§ **EXTRACTED TEXT**
Route information
- Maintained by ODOT
- Length: 3.12 mi (5.02 km)
- Existed: March 9, 1932–present

Major junctions
- South end: US 35 near New Paris
- US 40 near New Paris
- North end: SR 121 in New Paris

Location
- Country: United States
- State: Ohio
- Counties: Preble

Highway system
- Ohio State Highway System; Interstate; US; State; Scenic;
| ← SR 319 |  | → SR 321 |

= Ohio State Route 320 =

State highway in Preble County, Ohio, US

State Route 320 (SR 320) is a short north-south state highway in western Ohio, a U.S. state. The southern terminus of SR 320 is at U.S. Route 35 (US 35) approximately 3 mi southeast of New Paris, 3/4 mi south of US 35's eastern junction with Interstate 70 (I-70). The northern terminus of the state highway is located in New Paris at a signalized intersection with SR 121.

§ **LIST OF TASKS**
**A.** Check each statement against the State Route 320 text and answer yes or no, quoting the words of the text that decide it. (i) The highway is maintained by ODOT. (ii) The northern terminus of the highway is at US 40. (iii) The southern terminus lies approximately 3 mi southeast of New Paris.
**B.** Set down the passage of the State Route 320 text starting with "State Route 320 (SR" and going on through "with SR 121.", word for word.

§ **DATA EXTRACT**
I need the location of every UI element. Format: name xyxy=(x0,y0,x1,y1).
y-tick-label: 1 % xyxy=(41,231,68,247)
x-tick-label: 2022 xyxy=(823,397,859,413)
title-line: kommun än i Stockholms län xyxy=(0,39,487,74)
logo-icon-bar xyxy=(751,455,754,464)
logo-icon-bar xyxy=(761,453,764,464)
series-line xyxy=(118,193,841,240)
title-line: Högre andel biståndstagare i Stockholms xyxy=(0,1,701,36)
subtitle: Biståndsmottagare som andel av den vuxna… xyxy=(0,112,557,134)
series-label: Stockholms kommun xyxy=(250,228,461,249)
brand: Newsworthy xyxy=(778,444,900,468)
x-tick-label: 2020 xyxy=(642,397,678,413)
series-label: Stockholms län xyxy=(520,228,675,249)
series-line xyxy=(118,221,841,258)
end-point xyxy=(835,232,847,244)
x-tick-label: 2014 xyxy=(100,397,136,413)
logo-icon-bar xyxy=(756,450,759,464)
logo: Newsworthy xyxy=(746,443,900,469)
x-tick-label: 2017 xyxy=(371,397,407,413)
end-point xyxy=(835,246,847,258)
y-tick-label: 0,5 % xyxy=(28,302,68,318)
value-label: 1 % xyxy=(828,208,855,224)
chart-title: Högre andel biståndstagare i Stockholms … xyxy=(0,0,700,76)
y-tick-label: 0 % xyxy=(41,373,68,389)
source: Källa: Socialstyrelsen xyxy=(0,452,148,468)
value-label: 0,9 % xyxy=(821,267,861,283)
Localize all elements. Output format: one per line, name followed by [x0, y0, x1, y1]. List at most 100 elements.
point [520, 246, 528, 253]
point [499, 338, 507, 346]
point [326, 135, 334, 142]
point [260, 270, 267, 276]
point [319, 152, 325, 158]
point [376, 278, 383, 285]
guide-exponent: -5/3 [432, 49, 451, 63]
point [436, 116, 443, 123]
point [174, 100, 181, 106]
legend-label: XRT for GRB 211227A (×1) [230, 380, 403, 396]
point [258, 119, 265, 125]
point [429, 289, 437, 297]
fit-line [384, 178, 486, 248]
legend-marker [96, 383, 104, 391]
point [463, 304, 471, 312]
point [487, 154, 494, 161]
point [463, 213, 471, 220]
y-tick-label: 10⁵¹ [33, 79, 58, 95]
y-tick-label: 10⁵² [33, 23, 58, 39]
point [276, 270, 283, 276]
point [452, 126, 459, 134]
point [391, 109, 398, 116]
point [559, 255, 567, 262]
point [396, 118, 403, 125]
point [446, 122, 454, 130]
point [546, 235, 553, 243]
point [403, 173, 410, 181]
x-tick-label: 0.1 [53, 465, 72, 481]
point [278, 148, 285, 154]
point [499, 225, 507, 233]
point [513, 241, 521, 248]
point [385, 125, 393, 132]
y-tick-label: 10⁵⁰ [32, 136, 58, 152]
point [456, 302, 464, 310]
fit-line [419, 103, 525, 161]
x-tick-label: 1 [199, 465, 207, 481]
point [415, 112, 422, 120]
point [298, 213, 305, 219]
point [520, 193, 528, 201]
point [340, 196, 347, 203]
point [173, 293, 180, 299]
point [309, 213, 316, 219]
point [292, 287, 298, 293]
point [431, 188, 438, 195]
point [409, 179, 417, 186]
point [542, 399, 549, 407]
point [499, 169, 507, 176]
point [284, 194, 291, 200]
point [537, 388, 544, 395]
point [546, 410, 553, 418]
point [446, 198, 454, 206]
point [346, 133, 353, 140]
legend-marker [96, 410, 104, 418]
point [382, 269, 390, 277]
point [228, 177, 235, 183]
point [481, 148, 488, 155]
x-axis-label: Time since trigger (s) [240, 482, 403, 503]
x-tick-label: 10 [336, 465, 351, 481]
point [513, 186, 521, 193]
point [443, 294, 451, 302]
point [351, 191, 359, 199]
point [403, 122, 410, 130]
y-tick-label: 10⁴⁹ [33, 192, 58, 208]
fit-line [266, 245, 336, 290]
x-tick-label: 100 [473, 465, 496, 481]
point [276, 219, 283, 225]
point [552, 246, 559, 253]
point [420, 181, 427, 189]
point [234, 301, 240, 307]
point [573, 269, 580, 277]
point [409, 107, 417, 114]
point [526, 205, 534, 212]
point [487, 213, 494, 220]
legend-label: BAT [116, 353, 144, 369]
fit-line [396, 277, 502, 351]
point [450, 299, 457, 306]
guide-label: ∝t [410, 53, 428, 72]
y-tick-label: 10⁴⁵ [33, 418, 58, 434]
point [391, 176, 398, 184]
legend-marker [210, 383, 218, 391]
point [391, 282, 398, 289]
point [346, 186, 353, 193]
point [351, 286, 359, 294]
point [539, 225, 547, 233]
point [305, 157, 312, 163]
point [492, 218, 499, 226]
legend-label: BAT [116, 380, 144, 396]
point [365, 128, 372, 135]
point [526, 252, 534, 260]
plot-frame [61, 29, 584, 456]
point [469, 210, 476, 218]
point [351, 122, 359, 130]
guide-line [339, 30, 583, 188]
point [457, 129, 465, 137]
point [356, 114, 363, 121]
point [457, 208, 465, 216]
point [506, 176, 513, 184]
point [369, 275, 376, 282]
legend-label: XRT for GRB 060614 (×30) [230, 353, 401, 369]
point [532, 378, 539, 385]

§ **SOLUTIONS BY TASK**
**A.**
(i) Yes: "Maintained by ODOT"
(ii) No: "North end: SR 121 in New Paris"
(iii) Yes: "approximately 3 mi southeast of New Paris"

**B.**
State Route 320 (SR 320) is a short north-south state highway in western Ohio, a U.S. state. The southern terminus of SR 320 is at U.S. Route 35 (US 35) approximately 3 mi southeast of New Paris, 3/4 mi south of US 35's eastern junction with Interstate 70 (I-70). The northern terminus of the state highway is located in New Paris at a signalized intersection with SR 121.